■ EXERCISE DETAILS
If a line in the entries below includes the string "image", copy it out.

■ DATASET EXTRACT

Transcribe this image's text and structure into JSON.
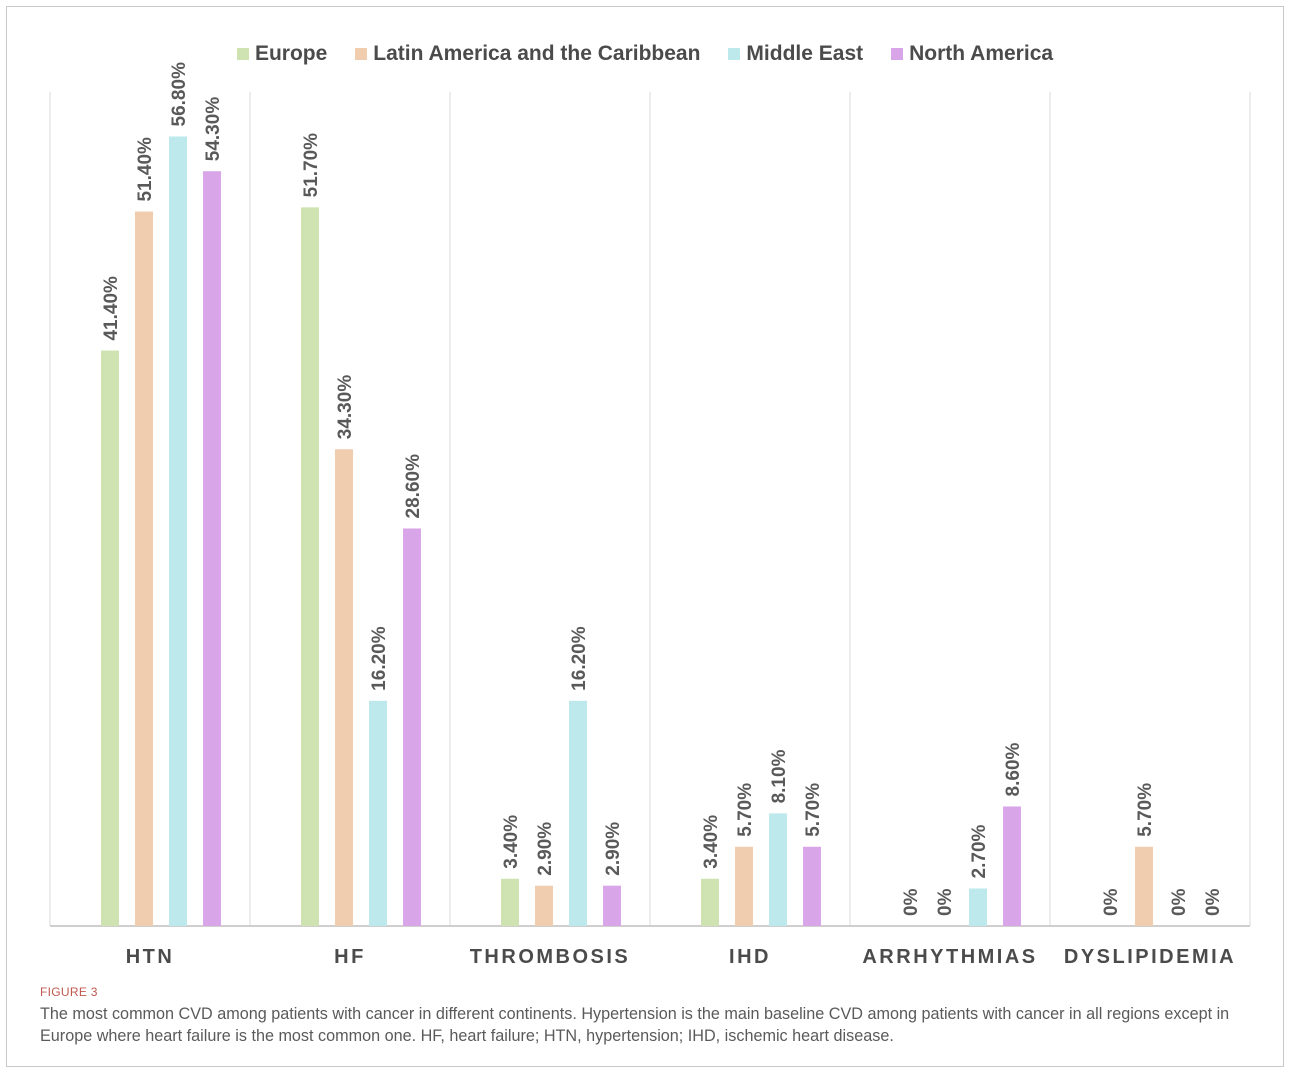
{
  "figure_label": "FIGURE 3",
  "caption": "The most common CVD among patients with cancer in different continents. Hypertension is the main baseline CVD among patients with cancer in all regions except in Europe where heart failure is the most common one. HF, heart failure; HTN, hypertension; IHD, ischemic heart disease.",
  "colors": {
    "Europe": "#cfe2b2",
    "Latin America and the Caribbean": "#f1cdaf",
    "Middle East": "#bde9ec",
    "North America": "#d8a6e8"
  },
  "chart_data": {
    "type": "bar",
    "categories": [
      "HTN",
      "HF",
      "THROMBOSIS",
      "IHD",
      "ARRHYTHMIAS",
      "DYSLIPIDEMIA"
    ],
    "series": [
      {
        "name": "Europe",
        "values": [
          41.4,
          51.7,
          3.4,
          3.4,
          0,
          0
        ],
        "labels": [
          "41.40%",
          "51.70%",
          "3.40%",
          "3.40%",
          "0%",
          "0%"
        ]
      },
      {
        "name": "Latin America and the Caribbean",
        "values": [
          51.4,
          34.3,
          2.9,
          5.7,
          0,
          5.7
        ],
        "labels": [
          "51.40%",
          "34.30%",
          "2.90%",
          "5.70%",
          "0%",
          "5.70%"
        ]
      },
      {
        "name": "Middle East",
        "values": [
          56.8,
          16.2,
          16.2,
          8.1,
          2.7,
          0
        ],
        "labels": [
          "56.80%",
          "16.20%",
          "16.20%",
          "8.10%",
          "2.70%",
          "0%"
        ]
      },
      {
        "name": "North America",
        "values": [
          54.3,
          28.6,
          2.9,
          5.7,
          8.6,
          0
        ],
        "labels": [
          "54.30%",
          "28.60%",
          "2.90%",
          "5.70%",
          "8.60%",
          "0%"
        ]
      }
    ],
    "ylim": [
      0,
      60
    ],
    "legend": "top-center",
    "grid": "vertical category separators"
  }
}
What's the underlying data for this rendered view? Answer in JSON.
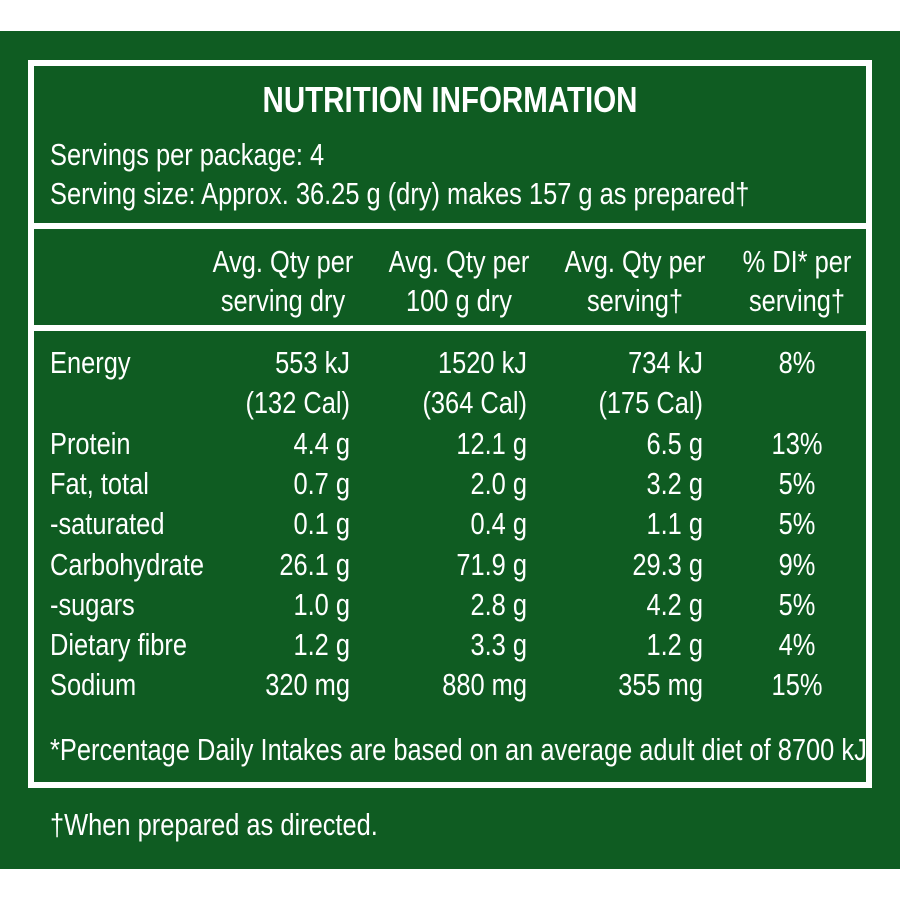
{
  "title": "NUTRITION INFORMATION",
  "servings_per_package": "Servings per package: 4",
  "serving_size": "Serving size: Approx. 36.25 g (dry) makes 157 g as prepared†",
  "columns": [
    {
      "line1": "Avg. Qty per",
      "line2": "serving dry"
    },
    {
      "line1": "Avg. Qty per",
      "line2": "100 g dry"
    },
    {
      "line1": "Avg. Qty per",
      "line2": "serving†"
    },
    {
      "line1": "% DI* per",
      "line2": "serving†"
    }
  ],
  "rows": [
    {
      "label": "Energy",
      "values": [
        "553 kJ",
        "1520 kJ",
        "734 kJ",
        "8%"
      ]
    },
    {
      "label": "",
      "values": [
        "(132 Cal)",
        "(364 Cal)",
        "(175 Cal)",
        ""
      ]
    },
    {
      "label": "Protein",
      "values": [
        "4.4 g",
        "12.1 g",
        "6.5 g",
        "13%"
      ]
    },
    {
      "label": "Fat, total",
      "values": [
        "0.7 g",
        "2.0 g",
        "3.2 g",
        "5%"
      ]
    },
    {
      "label": "-saturated",
      "values": [
        "0.1 g",
        "0.4 g",
        "1.1 g",
        "5%"
      ]
    },
    {
      "label": "Carbohydrate",
      "values": [
        "26.1 g",
        "71.9 g",
        "29.3 g",
        "9%"
      ]
    },
    {
      "label": "-sugars",
      "values": [
        "1.0 g",
        "2.8 g",
        "4.2 g",
        "5%"
      ]
    },
    {
      "label": "Dietary fibre",
      "values": [
        "1.2 g",
        "3.3 g",
        "1.2 g",
        "4%"
      ]
    },
    {
      "label": "Sodium",
      "values": [
        "320 mg",
        "880 mg",
        "355 mg",
        "15%"
      ]
    }
  ],
  "footnote_di": "*Percentage Daily Intakes are based on an average adult diet of 8700 kJ.",
  "footnote_prepared": "†When prepared as directed.",
  "colors": {
    "background": "#0f5c22",
    "text": "#ffffff"
  }
}
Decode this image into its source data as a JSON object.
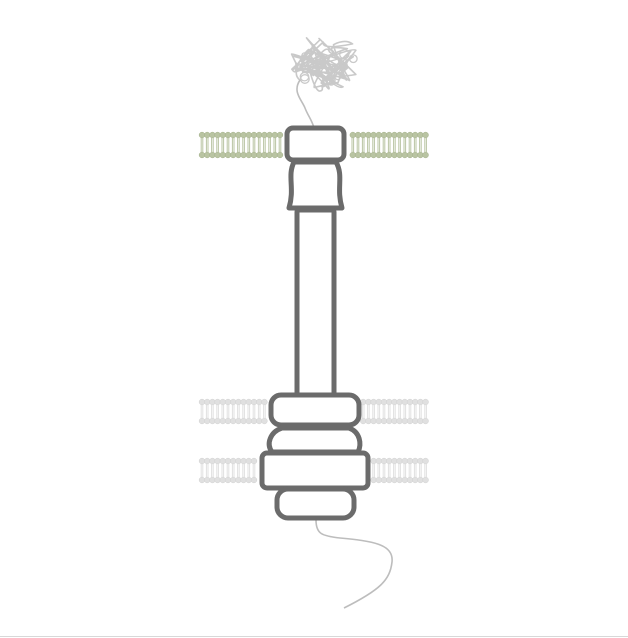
{
  "diagram": {
    "subject": "transmembrane-protein-complex",
    "colors": {
      "background": "#ffffff",
      "membrane_top": "#b9c4a2",
      "membrane_top_dark": "#a5b18c",
      "membrane_lower": "#e0e0e0",
      "membrane_lower_dark": "#d2d2d2",
      "protein_outline": "#6b6b6b",
      "protein_fill": "#ffffff",
      "tail_line": "#bdbdbd",
      "domain_tangle": "#c9c9c9",
      "bottom_rule": "#d8d8d8"
    }
  }
}
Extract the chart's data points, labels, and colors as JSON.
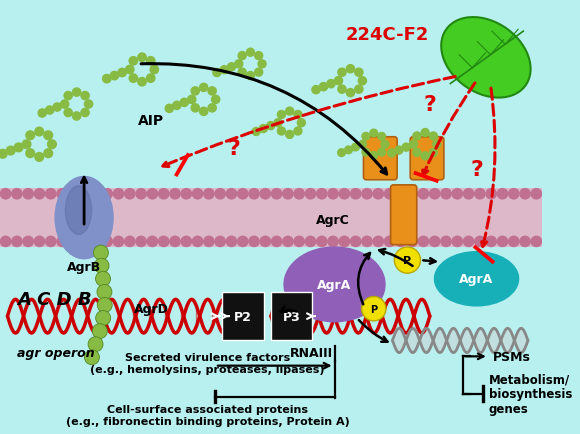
{
  "bg_color": "#b8f0f0",
  "membrane_color": "#ddb8c8",
  "membrane_dot_color": "#c07090",
  "agrb_color": "#8090c8",
  "agrb_dark": "#6070a8",
  "agrc_color": "#e8901a",
  "agra_teal": "#18b0b8",
  "agra_purple": "#9060b8",
  "aip_color": "#88bb44",
  "aip_dark": "#558822",
  "dna_red": "#cc0000",
  "dna_gray_light": "#cccccc",
  "dna_gray_dark": "#888888",
  "p_yellow": "#f0e000",
  "p_yellow_edge": "#b8a800",
  "p2p3_fill": "#111111",
  "leaf_light": "#44cc22",
  "leaf_dark": "#228811",
  "red_arrow": "#dd0000",
  "title": "224C-F2",
  "lbl_aip": "AIP",
  "lbl_agrd": "AgrD",
  "lbl_agrb": "AgrB",
  "lbl_agrc": "AgrC",
  "lbl_agra": "AgrA",
  "lbl_acdb": "A C D B",
  "lbl_operon": "agr operon",
  "lbl_rnaiii": "RNAIII",
  "lbl_p2": "P2",
  "lbl_p3": "P3",
  "lbl_psms": "PSMs",
  "lbl_metab": "Metabolism/\nbiosynthesis\ngenes",
  "lbl_secreted": "Secreted virulence factors\n(e.g., hemolysins, proteases, lipases)",
  "lbl_surface": "Cell-surface associated proteins\n(e.g., fibronectin binding proteins, Protein A)"
}
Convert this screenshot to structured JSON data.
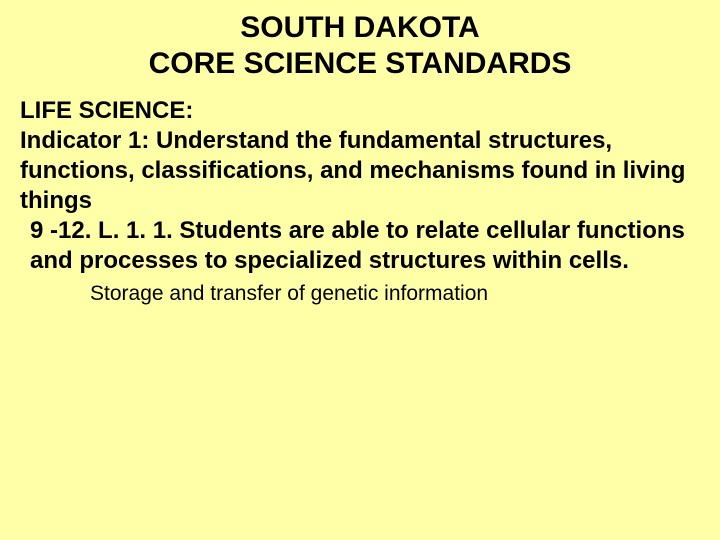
{
  "title_line1": "SOUTH DAKOTA",
  "title_line2": "CORE SCIENCE STANDARDS",
  "section_heading": "LIFE SCIENCE:",
  "indicator": "Indicator 1: Understand the fundamental structures, functions, classifications, and mechanisms found in living things",
  "standard": "9 -12. L. 1. 1.  Students are able to relate cellular functions and processes to specialized structures within cells.",
  "sub_item": "Storage and transfer of genetic information",
  "colors": {
    "background": "#ffffa8",
    "text": "#000000"
  },
  "fonts": {
    "title_size": 30,
    "body_size": 24,
    "sub_size": 21,
    "title_weight": "bold",
    "body_weight": "bold",
    "sub_weight": "normal"
  }
}
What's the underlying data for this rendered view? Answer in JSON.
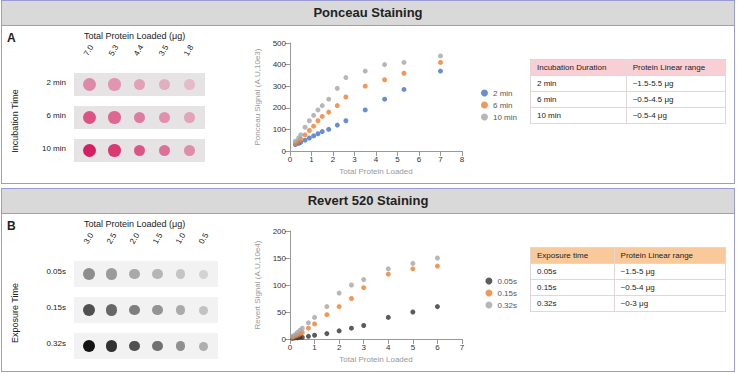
{
  "chart_data": [
    {
      "type": "scatter",
      "x_label": "Total Protein Loaded",
      "y_label": "Ponceau Signal (A.U,10e3)",
      "x": [
        0.25,
        0.4,
        0.5,
        0.7,
        0.9,
        1.1,
        1.3,
        1.5,
        1.8,
        2.2,
        2.6,
        3.5,
        4.4,
        5.3,
        7.0
      ],
      "series": [
        {
          "name": "2 min",
          "color": "#4472c4",
          "values": [
            30,
            35,
            40,
            50,
            60,
            70,
            80,
            90,
            100,
            120,
            140,
            190,
            240,
            285,
            370
          ]
        },
        {
          "name": "6 min",
          "color": "#ed7d31",
          "values": [
            35,
            45,
            55,
            75,
            95,
            115,
            140,
            160,
            180,
            210,
            250,
            300,
            330,
            360,
            410
          ]
        },
        {
          "name": "10 min",
          "color": "#a5a5a5",
          "values": [
            45,
            60,
            75,
            110,
            140,
            165,
            190,
            210,
            240,
            290,
            340,
            370,
            400,
            410,
            440
          ]
        }
      ],
      "xlim": [
        0,
        8
      ],
      "xticks": [
        0,
        1,
        2,
        3,
        4,
        5,
        6,
        7,
        8
      ],
      "ylim": [
        0,
        500
      ],
      "yticks": [
        0,
        100,
        200,
        300,
        400,
        500
      ],
      "grid": false,
      "legend": "right",
      "marker": "circle"
    },
    {
      "type": "scatter",
      "x_label": "Total Protein Loaded",
      "y_label": "Revert Signal (A.U,10e4)",
      "x": [
        0.1,
        0.2,
        0.3,
        0.4,
        0.5,
        0.75,
        1.0,
        1.5,
        2.0,
        2.5,
        3.0,
        4.0,
        5.0,
        6.0
      ],
      "series": [
        {
          "name": "0.05s",
          "color": "#333333",
          "values": [
            1,
            2,
            2,
            3,
            3,
            5,
            7,
            10,
            15,
            20,
            25,
            40,
            50,
            60
          ]
        },
        {
          "name": "0.15s",
          "color": "#ed7d31",
          "values": [
            3,
            5,
            7,
            9,
            12,
            20,
            28,
            45,
            60,
            75,
            95,
            120,
            130,
            135
          ]
        },
        {
          "name": "0.32s",
          "color": "#a5a5a5",
          "values": [
            5,
            8,
            12,
            16,
            20,
            30,
            40,
            60,
            85,
            100,
            110,
            130,
            140,
            150
          ]
        }
      ],
      "xlim": [
        0,
        7
      ],
      "xticks": [
        0,
        1,
        2,
        3,
        4,
        5,
        6,
        7
      ],
      "ylim": [
        0,
        200
      ],
      "yticks": [
        0,
        50,
        100,
        150,
        200
      ],
      "grid": false,
      "legend": "right",
      "marker": "circle"
    }
  ],
  "panels": [
    {
      "letter": "A",
      "header": "Ponceau Staining",
      "blot": {
        "title": "Total Protein Loaded (μg)",
        "row_title": "Incubation Time",
        "columns": [
          "7.0",
          "5.3",
          "4.4",
          "3.5",
          "1.8"
        ],
        "rows": [
          "2 min",
          "6 min",
          "10 min"
        ],
        "color": "#d81b60"
      },
      "table": {
        "header": [
          "Incubation Duration",
          "Protein Linear range"
        ],
        "rows": [
          [
            "2 min",
            "~1.5-5.5 μg"
          ],
          [
            "6 min",
            "~0.5-4.5 μg"
          ],
          [
            "10 min",
            "~0.5-4 μg"
          ]
        ],
        "color": "#f8cfd4"
      }
    },
    {
      "letter": "B",
      "header": "Revert 520 Staining",
      "blot": {
        "title": "Total Protein Loaded (μg)",
        "row_title": "Exposure Time",
        "columns": [
          "3.0",
          "2.5",
          "2.0",
          "1.5",
          "1.0",
          "0.5"
        ],
        "rows": [
          "0.05s",
          "0.15s",
          "0.32s"
        ],
        "color": "#111111"
      },
      "table": {
        "header": [
          "Exposure time",
          "Protein Linear range"
        ],
        "rows": [
          [
            "0.05s",
            "~1.5-5 μg"
          ],
          [
            "0.15s",
            "~0.5-4 μg"
          ],
          [
            "0.32s",
            "~0-3 μg"
          ]
        ],
        "color": "#f9c99a"
      }
    }
  ]
}
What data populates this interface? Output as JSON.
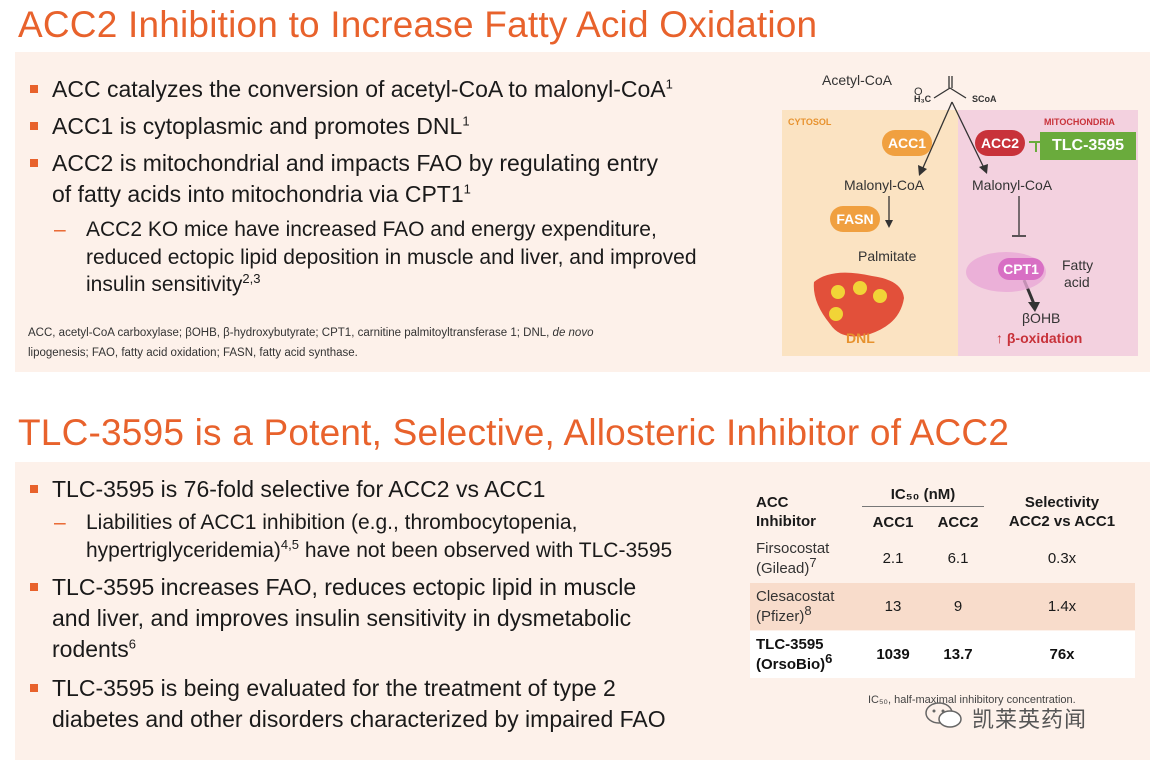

■ TASK RESULT
Transcribe this image's text and structure into JSON.
Decode this image into its source data as a JSON object.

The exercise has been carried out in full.